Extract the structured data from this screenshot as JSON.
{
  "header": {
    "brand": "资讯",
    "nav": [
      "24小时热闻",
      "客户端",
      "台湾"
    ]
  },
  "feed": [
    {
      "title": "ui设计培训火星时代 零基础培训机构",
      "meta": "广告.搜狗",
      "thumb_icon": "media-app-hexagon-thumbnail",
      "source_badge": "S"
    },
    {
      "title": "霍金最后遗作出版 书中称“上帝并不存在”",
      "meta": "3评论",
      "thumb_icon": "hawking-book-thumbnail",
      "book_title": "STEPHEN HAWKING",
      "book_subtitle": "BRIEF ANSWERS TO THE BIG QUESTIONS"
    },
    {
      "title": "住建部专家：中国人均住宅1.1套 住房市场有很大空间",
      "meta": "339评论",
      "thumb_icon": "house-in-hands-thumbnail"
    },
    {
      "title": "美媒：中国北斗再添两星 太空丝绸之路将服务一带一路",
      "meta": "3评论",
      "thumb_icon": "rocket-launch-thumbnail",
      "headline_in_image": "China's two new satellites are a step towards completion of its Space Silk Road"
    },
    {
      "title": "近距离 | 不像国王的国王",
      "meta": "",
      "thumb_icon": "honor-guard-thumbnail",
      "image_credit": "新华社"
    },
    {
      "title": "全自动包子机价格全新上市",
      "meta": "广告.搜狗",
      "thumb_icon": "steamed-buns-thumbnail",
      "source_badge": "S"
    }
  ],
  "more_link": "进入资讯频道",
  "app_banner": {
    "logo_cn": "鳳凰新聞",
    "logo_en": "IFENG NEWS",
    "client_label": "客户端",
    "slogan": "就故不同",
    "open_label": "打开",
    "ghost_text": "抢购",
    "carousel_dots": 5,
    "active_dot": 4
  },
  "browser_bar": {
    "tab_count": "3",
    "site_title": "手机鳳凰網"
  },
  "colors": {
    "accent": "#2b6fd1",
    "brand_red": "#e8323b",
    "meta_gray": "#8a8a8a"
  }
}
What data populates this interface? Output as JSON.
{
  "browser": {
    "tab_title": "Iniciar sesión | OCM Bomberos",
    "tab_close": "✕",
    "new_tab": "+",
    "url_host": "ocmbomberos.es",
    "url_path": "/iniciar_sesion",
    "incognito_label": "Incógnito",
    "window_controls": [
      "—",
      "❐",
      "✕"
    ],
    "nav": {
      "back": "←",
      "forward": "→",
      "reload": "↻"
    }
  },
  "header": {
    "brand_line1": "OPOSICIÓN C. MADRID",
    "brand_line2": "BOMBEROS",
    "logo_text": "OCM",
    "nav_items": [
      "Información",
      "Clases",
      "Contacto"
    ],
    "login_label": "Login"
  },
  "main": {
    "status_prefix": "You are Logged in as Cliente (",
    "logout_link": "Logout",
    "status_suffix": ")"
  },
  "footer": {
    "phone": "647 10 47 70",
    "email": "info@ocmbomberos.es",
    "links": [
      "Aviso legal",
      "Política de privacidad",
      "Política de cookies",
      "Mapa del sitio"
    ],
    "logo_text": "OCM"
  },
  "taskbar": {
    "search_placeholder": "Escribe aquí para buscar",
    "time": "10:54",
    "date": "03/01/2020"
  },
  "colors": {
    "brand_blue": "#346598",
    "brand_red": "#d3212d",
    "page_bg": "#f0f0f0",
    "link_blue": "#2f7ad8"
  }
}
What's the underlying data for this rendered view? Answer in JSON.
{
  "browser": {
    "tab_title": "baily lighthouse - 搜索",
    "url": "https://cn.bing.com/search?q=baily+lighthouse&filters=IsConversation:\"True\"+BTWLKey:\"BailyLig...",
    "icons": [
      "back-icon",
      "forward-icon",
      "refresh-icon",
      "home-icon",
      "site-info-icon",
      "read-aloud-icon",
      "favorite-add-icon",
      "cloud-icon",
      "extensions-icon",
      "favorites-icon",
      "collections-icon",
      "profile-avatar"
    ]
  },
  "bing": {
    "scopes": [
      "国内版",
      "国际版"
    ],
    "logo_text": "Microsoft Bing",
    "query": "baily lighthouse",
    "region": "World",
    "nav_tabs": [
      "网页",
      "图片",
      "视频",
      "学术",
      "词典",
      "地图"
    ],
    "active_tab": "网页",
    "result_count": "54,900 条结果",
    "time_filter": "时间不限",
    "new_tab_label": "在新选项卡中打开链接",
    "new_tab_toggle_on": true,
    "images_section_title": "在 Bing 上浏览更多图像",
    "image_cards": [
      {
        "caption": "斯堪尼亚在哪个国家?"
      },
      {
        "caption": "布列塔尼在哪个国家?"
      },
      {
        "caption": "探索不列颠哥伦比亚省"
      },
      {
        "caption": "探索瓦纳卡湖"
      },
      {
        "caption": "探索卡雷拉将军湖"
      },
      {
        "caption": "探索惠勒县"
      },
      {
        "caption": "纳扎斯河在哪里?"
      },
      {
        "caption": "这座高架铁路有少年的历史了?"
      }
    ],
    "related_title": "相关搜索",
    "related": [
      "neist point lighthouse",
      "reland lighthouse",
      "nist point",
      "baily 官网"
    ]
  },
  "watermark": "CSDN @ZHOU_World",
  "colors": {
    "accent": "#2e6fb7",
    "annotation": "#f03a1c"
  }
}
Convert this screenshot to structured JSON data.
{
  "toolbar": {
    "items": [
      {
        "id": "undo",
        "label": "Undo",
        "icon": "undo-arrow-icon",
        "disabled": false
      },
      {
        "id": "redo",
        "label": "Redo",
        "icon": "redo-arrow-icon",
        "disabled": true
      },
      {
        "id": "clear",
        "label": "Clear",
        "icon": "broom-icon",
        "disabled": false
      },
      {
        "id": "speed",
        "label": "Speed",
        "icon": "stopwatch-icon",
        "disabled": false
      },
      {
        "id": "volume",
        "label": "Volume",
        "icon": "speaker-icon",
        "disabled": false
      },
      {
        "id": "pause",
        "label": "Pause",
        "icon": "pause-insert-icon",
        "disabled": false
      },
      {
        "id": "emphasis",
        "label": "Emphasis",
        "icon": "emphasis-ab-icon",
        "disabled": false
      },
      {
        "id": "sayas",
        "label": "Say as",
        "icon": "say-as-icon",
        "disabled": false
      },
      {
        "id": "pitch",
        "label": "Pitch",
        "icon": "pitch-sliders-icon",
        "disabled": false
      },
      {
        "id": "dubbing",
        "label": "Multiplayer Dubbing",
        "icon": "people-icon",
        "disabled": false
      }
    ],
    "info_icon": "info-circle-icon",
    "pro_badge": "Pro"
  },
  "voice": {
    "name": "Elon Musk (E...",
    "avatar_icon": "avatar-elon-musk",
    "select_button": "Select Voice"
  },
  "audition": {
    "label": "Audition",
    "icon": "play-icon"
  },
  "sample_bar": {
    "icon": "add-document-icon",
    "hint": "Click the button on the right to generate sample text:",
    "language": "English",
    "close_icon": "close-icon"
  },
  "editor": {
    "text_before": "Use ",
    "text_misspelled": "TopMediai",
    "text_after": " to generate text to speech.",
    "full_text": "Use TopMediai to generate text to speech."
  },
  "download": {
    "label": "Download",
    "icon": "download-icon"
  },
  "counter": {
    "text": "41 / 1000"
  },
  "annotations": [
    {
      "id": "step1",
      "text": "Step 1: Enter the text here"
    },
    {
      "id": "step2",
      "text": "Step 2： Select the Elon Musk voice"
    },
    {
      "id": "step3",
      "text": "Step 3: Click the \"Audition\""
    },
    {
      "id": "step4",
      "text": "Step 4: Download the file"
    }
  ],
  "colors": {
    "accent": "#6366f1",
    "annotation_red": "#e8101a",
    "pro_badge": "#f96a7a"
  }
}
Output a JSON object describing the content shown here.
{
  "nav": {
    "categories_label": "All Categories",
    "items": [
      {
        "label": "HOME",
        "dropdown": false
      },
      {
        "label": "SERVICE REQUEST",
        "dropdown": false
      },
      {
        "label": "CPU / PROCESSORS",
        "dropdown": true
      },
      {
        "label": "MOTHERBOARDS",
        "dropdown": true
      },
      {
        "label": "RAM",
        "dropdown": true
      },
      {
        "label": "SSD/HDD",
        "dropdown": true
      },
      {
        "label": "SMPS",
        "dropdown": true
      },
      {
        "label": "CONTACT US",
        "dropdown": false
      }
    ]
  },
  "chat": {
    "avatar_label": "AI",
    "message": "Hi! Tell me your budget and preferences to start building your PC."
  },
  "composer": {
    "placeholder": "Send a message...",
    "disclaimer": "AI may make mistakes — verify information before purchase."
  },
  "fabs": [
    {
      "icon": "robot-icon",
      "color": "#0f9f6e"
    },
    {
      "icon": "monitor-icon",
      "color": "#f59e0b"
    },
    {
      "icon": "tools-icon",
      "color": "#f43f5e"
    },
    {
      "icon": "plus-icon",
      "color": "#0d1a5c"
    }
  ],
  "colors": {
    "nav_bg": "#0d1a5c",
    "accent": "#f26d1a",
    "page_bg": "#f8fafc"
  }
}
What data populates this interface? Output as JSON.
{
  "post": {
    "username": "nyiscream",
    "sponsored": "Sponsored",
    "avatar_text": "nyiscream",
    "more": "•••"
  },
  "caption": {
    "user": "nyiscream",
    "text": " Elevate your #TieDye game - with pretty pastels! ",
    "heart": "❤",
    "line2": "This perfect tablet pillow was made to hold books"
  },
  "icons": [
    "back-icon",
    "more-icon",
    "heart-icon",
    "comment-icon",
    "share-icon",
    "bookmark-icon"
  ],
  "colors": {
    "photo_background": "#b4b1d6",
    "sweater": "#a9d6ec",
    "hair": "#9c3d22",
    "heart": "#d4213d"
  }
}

·····

▶ **WHAT IS NEEDED**: Copy out every line from the data above that has "nyiscream" in it.

▶ **THE ANSWER**:
    "username": "nyiscream",
    "avatar_text": "nyiscream",
    "user": "nyiscream",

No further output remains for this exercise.